Work required >> Report every line in the listing below where the string "عمومی" shows up.
═══ Excerpted records
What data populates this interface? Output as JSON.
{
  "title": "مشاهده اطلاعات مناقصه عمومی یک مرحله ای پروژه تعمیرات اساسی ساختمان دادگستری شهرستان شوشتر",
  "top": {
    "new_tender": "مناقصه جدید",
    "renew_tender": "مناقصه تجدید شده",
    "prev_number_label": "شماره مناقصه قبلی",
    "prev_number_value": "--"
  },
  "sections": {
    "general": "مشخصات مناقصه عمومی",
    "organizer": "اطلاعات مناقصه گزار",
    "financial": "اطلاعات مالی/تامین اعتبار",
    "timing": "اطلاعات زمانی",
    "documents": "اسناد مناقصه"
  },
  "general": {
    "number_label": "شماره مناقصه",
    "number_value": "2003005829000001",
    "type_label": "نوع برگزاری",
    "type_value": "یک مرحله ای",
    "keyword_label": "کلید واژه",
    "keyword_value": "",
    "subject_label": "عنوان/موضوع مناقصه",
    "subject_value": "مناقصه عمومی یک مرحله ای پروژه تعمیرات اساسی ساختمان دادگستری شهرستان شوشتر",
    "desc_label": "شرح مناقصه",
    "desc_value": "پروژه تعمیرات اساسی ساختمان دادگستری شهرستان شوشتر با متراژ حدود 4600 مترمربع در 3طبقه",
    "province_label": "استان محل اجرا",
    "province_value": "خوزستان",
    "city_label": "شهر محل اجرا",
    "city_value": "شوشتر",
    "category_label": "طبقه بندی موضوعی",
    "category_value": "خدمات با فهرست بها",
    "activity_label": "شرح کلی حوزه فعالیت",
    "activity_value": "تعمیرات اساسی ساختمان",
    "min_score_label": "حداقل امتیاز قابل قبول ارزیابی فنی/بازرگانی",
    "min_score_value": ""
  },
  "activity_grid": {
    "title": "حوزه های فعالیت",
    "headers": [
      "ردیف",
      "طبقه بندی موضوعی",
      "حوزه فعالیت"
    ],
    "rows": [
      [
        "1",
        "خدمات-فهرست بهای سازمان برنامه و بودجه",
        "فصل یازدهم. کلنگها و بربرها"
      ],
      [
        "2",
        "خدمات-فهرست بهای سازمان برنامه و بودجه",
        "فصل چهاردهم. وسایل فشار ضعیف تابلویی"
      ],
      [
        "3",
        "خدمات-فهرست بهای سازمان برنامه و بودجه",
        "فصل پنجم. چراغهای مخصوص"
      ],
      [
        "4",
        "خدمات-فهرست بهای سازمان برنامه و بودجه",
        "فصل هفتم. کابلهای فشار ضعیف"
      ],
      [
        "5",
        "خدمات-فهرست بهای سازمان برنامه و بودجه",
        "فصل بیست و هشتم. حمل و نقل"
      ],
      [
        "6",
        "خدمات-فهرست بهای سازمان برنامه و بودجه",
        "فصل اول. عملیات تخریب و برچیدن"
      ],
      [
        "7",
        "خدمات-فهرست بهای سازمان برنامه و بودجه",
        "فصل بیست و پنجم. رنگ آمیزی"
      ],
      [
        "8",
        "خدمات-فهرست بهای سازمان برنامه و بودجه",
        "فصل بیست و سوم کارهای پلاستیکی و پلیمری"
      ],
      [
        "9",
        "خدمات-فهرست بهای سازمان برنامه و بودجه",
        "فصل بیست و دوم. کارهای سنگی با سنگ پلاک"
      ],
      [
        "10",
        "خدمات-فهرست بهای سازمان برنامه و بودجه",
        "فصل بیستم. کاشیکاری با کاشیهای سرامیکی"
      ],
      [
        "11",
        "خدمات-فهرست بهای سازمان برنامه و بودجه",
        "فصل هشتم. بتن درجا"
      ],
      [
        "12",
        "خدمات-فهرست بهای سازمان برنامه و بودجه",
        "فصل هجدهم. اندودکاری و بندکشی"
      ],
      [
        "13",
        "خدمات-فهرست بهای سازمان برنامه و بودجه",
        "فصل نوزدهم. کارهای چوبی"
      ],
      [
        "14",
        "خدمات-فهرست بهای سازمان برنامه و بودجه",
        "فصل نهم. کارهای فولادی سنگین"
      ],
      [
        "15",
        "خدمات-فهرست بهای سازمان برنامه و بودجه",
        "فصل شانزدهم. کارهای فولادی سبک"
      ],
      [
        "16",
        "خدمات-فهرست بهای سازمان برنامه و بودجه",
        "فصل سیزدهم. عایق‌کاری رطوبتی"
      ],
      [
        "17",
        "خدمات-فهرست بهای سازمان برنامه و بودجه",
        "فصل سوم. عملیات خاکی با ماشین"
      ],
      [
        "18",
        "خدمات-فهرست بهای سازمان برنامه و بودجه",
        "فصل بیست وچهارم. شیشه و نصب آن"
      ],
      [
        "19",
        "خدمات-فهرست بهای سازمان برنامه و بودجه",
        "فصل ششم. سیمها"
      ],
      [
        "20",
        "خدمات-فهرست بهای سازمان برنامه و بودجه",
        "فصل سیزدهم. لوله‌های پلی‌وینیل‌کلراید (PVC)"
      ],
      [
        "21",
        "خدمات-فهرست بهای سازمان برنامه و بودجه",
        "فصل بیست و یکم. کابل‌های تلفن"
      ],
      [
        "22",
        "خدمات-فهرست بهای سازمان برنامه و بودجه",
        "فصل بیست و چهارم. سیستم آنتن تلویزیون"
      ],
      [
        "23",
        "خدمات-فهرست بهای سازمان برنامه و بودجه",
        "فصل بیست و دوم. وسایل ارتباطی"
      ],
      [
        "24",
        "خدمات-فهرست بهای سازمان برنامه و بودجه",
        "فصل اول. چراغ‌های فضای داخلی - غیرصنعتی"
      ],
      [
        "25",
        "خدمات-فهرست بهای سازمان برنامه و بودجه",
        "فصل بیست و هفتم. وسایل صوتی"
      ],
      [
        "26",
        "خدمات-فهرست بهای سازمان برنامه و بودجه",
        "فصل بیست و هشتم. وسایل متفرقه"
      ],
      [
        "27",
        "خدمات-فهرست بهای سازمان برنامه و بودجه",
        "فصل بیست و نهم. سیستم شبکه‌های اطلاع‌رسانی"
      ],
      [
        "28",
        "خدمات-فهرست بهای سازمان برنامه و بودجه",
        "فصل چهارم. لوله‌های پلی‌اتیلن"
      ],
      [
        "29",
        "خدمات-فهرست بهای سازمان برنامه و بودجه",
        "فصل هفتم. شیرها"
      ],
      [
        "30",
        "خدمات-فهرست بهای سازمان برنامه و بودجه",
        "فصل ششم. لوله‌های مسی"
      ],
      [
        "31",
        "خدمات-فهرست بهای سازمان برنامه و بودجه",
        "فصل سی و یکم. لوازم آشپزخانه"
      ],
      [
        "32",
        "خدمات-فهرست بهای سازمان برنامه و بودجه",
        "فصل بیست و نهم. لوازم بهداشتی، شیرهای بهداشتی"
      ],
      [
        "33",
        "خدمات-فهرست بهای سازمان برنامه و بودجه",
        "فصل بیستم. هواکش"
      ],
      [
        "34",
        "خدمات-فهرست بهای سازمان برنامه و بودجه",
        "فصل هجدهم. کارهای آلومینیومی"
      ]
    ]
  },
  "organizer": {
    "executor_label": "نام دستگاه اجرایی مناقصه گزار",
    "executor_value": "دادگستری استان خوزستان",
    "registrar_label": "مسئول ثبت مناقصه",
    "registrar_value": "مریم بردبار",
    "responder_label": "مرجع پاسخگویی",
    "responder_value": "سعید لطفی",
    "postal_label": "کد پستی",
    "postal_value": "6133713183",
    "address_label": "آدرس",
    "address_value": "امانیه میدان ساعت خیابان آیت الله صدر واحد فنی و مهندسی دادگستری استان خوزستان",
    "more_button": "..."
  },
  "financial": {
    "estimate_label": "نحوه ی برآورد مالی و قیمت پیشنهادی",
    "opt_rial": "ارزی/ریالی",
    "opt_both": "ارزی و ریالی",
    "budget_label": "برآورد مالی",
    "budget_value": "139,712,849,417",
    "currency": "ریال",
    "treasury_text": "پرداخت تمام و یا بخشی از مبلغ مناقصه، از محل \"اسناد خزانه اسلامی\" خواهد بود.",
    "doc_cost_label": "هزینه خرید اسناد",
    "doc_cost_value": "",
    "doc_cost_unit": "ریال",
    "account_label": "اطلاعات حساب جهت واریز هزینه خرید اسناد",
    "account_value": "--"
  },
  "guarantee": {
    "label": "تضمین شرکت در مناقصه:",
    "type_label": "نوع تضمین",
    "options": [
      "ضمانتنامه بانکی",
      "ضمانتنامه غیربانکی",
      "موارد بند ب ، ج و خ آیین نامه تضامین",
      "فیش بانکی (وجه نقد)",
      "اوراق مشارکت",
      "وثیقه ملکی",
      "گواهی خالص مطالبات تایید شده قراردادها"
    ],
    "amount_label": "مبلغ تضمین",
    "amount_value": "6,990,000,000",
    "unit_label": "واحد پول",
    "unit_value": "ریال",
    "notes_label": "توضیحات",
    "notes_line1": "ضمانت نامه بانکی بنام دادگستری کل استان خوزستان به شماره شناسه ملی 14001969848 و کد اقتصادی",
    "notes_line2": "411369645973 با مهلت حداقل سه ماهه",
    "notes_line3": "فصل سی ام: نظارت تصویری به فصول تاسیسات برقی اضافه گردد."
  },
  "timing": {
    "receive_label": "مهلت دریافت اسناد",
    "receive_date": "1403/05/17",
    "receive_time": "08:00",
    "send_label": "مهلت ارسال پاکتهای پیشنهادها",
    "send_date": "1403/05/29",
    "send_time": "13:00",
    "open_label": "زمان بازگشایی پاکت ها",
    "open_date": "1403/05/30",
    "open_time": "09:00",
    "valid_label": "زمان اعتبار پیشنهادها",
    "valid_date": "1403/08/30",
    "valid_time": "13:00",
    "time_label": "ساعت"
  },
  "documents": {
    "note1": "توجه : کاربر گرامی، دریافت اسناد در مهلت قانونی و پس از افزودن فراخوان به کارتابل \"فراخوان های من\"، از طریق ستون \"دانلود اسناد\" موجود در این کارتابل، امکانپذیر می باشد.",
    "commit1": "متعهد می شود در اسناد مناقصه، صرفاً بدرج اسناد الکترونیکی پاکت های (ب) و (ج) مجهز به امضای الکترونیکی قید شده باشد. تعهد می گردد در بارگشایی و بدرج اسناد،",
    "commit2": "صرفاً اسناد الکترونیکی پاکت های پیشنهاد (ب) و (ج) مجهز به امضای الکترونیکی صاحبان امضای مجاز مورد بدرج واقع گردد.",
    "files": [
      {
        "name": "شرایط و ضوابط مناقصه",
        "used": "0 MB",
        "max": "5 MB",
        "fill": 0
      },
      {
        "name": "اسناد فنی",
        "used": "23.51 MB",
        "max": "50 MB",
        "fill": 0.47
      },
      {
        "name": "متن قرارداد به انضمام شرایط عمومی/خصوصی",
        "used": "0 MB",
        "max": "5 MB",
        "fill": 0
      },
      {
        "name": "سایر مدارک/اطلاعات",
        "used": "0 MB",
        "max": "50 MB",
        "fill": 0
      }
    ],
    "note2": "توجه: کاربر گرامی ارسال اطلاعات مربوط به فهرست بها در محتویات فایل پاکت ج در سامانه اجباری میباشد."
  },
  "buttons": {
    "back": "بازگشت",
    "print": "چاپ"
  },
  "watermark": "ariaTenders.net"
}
══════
Finished answer >>
  "title": "مشاهده اطلاعات مناقصه عمومی یک مرحله ای پروژه تعمیرات اساسی ساختمان دادگستری شهرستان شوشتر",
    "general": "مشخصات مناقصه عمومی",
    "subject_value": "مناقصه عمومی یک مرحله ای پروژه تعمیرات اساسی ساختمان دادگستری شهرستان شوشتر",
        "name": "متن قرارداد به انضمام شرایط عمومی/خصوصی",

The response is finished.